SHORT EXERCISE.
Determine which lines of the records include the word "会展宾馆", and copy them.

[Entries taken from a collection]
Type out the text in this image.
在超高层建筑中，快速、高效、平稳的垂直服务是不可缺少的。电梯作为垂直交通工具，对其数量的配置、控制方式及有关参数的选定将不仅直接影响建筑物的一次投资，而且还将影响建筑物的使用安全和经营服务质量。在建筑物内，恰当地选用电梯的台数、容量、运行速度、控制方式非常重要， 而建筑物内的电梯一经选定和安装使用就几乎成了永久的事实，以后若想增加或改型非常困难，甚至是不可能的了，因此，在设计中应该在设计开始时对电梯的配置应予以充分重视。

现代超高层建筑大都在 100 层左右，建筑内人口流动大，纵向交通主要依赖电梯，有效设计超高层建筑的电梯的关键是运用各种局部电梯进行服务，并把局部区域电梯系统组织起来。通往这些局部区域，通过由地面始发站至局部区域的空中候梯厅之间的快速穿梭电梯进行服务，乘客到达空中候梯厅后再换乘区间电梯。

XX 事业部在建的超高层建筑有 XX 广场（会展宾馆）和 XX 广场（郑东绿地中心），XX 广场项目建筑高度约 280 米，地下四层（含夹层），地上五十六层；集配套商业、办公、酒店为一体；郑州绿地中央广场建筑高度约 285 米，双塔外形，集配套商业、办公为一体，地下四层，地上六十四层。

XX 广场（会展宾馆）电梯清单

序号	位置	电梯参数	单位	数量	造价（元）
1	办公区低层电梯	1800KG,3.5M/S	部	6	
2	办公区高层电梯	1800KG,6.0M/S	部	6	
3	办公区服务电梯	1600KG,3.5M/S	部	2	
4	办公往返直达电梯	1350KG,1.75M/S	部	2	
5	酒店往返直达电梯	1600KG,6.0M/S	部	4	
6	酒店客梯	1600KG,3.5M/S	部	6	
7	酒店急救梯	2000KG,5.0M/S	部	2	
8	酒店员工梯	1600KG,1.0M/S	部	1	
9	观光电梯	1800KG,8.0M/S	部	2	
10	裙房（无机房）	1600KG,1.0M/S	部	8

SOLUTION FOR THIS PROBLEM.
XX 事业部在建的超高层建筑有 XX 广场（会展宾馆）和 XX 广场（郑东绿地中心），XX 广场项目建筑高度约 280 米，地下四层（含夹层），地上五十六层；集配套商业、办公、酒店为一体；郑州绿地中央广场建筑高度约 285 米，双塔外形，集配套商业、办公为一体，地下四层，地上六十四层。
XX 广场（会展宾馆）电梯清单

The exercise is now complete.